▼

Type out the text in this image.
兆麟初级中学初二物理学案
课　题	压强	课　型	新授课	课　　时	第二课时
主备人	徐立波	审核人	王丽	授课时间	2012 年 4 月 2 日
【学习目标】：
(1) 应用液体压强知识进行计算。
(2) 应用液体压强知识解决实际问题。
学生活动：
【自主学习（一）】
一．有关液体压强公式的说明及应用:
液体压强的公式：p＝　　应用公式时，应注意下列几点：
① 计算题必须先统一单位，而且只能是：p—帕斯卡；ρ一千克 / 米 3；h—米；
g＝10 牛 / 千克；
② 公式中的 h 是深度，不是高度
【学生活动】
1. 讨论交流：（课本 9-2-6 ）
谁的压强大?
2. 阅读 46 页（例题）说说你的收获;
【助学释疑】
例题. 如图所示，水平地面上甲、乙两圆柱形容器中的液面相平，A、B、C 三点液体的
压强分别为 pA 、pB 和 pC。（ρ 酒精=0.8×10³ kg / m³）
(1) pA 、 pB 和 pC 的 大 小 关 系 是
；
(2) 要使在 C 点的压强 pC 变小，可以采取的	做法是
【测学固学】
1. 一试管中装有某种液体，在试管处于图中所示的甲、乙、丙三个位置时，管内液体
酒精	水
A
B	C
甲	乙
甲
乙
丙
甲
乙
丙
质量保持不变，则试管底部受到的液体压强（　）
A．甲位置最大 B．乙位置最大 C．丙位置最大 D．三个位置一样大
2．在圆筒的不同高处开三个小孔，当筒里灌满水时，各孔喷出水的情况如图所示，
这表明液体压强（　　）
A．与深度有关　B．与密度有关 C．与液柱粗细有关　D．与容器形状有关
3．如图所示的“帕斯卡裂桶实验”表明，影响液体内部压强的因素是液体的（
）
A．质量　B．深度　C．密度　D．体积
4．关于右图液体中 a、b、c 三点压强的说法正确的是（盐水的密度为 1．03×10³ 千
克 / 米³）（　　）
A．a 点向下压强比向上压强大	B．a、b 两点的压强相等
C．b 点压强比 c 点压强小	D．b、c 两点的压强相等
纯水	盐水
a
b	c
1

▲

* Requirements
Repeat every record, keeping each word and mark exactly as it is.

* Output of the task
Type out the text in this image.
兆麟初级中学初二物理学案
课　题	压强	课　型	新授课	课　　时	第二课时
主备人	徐立波	审核人	王丽	授课时间	2012 年 4 月 2 日
【学习目标】：
(1) 应用液体压强知识进行计算。
(2) 应用液体压强知识解决实际问题。
学生活动：
【自主学习（一）】
一．有关液体压强公式的说明及应用:
液体压强的公式：p＝　　应用公式时，应注意下列几点：
① 计算题必须先统一单位，而且只能是：p—帕斯卡；ρ一千克 / 米 3；h—米；
g＝10 牛 / 千克；
② 公式中的 h 是深度，不是高度
【学生活动】
1. 讨论交流：（课本 9-2-6 ）
谁的压强大?
2. 阅读 46 页（例题）说说你的收获;
【助学释疑】
例题. 如图所示，水平地面上甲、乙两圆柱形容器中的液面相平，A、B、C 三点液体的
压强分别为 pA 、pB 和 pC。（ρ 酒精=0.8×10³ kg / m³）
(1) pA 、 pB 和 pC 的 大 小 关 系 是
；
(2) 要使在 C 点的压强 pC 变小，可以采取的	做法是
【测学固学】
1. 一试管中装有某种液体，在试管处于图中所示的甲、乙、丙三个位置时，管内液体
酒精	水
A
B	C
甲	乙
甲
乙
丙
甲
乙
丙
质量保持不变，则试管底部受到的液体压强（　）
A．甲位置最大 B．乙位置最大 C．丙位置最大 D．三个位置一样大
2．在圆筒的不同高处开三个小孔，当筒里灌满水时，各孔喷出水的情况如图所示，
这表明液体压强（　　）
A．与深度有关　B．与密度有关 C．与液柱粗细有关　D．与容器形状有关
3．如图所示的“帕斯卡裂桶实验”表明，影响液体内部压强的因素是液体的（
）
A．质量　B．深度　C．密度　D．体积
4．关于右图液体中 a、b、c 三点压强的说法正确的是（盐水的密度为 1．03×10³ 千
克 / 米³）（　　）
A．a 点向下压强比向上压强大	B．a、b 两点的压强相等
C．b 点压强比 c 点压强小	D．b、c 两点的压强相等
纯水	盐水
a
b	c
1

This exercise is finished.